>> BEGIN Data for this task

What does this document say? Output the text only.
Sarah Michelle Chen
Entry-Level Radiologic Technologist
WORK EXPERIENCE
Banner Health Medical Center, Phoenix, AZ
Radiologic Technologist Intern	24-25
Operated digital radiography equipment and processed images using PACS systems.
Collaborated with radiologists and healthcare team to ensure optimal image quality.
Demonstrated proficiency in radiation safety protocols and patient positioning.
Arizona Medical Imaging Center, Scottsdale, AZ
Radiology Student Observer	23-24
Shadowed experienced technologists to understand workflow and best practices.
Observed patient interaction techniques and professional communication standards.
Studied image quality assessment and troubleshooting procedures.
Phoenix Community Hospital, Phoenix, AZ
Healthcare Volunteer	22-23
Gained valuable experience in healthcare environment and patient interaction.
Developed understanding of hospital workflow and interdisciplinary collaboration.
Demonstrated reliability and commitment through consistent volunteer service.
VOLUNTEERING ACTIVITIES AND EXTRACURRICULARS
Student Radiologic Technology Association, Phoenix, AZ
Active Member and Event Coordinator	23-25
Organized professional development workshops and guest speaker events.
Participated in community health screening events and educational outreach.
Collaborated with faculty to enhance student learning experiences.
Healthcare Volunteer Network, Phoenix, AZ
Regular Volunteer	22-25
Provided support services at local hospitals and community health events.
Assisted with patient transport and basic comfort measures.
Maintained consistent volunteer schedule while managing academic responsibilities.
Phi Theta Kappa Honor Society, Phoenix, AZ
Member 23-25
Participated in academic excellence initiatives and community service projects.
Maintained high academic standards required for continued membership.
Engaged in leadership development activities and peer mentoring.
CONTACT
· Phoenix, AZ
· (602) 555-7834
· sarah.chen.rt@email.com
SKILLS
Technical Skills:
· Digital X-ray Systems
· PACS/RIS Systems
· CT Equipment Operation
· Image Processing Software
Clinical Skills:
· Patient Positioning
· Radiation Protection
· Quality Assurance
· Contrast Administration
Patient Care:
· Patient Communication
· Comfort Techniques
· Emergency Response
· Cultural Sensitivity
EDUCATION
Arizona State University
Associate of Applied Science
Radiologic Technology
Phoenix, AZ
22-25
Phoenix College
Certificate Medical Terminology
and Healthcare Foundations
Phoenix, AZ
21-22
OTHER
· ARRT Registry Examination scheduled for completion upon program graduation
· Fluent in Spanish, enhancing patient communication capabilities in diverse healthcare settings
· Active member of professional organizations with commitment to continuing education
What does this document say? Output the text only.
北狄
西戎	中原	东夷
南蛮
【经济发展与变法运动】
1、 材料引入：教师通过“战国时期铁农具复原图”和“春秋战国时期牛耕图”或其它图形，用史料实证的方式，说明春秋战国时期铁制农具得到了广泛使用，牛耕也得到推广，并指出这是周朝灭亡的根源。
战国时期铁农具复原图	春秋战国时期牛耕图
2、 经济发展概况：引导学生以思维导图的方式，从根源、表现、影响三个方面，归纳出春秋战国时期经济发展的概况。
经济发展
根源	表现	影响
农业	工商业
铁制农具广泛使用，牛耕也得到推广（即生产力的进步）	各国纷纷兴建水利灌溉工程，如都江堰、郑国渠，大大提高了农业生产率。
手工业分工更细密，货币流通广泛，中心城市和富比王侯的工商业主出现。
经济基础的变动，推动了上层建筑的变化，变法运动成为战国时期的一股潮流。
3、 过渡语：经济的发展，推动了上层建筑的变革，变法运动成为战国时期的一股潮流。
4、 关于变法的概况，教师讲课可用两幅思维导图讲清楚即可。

>> END Data for this task

## Set task
Extract the full listing and reproduce each line exactly.

## Solution for this problem
What does this document say? Output the text only.
Sarah Michelle Chen
Entry-Level Radiologic Technologist
WORK EXPERIENCE
Banner Health Medical Center, Phoenix, AZ
Radiologic Technologist Intern	24-25
Operated digital radiography equipment and processed images using PACS systems.
Collaborated with radiologists and healthcare team to ensure optimal image quality.
Demonstrated proficiency in radiation safety protocols and patient positioning.
Arizona Medical Imaging Center, Scottsdale, AZ
Radiology Student Observer	23-24
Shadowed experienced technologists to understand workflow and best practices.
Observed patient interaction techniques and professional communication standards.
Studied image quality assessment and troubleshooting procedures.
Phoenix Community Hospital, Phoenix, AZ
Healthcare Volunteer	22-23
Gained valuable experience in healthcare environment and patient interaction.
Developed understanding of hospital workflow and interdisciplinary collaboration.
Demonstrated reliability and commitment through consistent volunteer service.
VOLUNTEERING ACTIVITIES AND EXTRACURRICULARS
Student Radiologic Technology Association, Phoenix, AZ
Active Member and Event Coordinator	23-25
Organized professional development workshops and guest speaker events.
Participated in community health screening events and educational outreach.
Collaborated with faculty to enhance student learning experiences.
Healthcare Volunteer Network, Phoenix, AZ
Regular Volunteer	22-25
Provided support services at local hospitals and community health events.
Assisted with patient transport and basic comfort measures.
Maintained consistent volunteer schedule while managing academic responsibilities.
Phi Theta Kappa Honor Society, Phoenix, AZ
Member 23-25
Participated in academic excellence initiatives and community service projects.
Maintained high academic standards required for continued membership.
Engaged in leadership development activities and peer mentoring.
CONTACT
· Phoenix, AZ
· (602) 555-7834
· sarah.chen.rt@email.com
SKILLS
Technical Skills:
· Digital X-ray Systems
· PACS/RIS Systems
· CT Equipment Operation
· Image Processing Software
Clinical Skills:
· Patient Positioning
· Radiation Protection
· Quality Assurance
· Contrast Administration
Patient Care:
· Patient Communication
· Comfort Techniques
· Emergency Response
· Cultural Sensitivity
EDUCATION
Arizona State University
Associate of Applied Science
Radiologic Technology
Phoenix, AZ
22-25
Phoenix College
Certificate Medical Terminology
and Healthcare Foundations
Phoenix, AZ
21-22
OTHER
· ARRT Registry Examination scheduled for completion upon program graduation
· Fluent in Spanish, enhancing patient communication capabilities in diverse healthcare settings
· Active member of professional organizations with commitment to continuing education
What does this document say? Output the text only.
北狄
西戎	中原	东夷
南蛮
【经济发展与变法运动】
1、 材料引入：教师通过“战国时期铁农具复原图”和“春秋战国时期牛耕图”或其它图形，用史料实证的方式，说明春秋战国时期铁制农具得到了广泛使用，牛耕也得到推广，并指出这是周朝灭亡的根源。
战国时期铁农具复原图	春秋战国时期牛耕图
2、 经济发展概况：引导学生以思维导图的方式，从根源、表现、影响三个方面，归纳出春秋战国时期经济发展的概况。
经济发展
根源	表现	影响
农业	工商业
铁制农具广泛使用，牛耕也得到推广（即生产力的进步）	各国纷纷兴建水利灌溉工程，如都江堰、郑国渠，大大提高了农业生产率。
手工业分工更细密，货币流通广泛，中心城市和富比王侯的工商业主出现。
经济基础的变动，推动了上层建筑的变化，变法运动成为战国时期的一股潮流。
3、 过渡语：经济的发展，推动了上层建筑的变革，变法运动成为战国时期的一股潮流。
4、 关于变法的概况，教师讲课可用两幅思维导图讲清楚即可。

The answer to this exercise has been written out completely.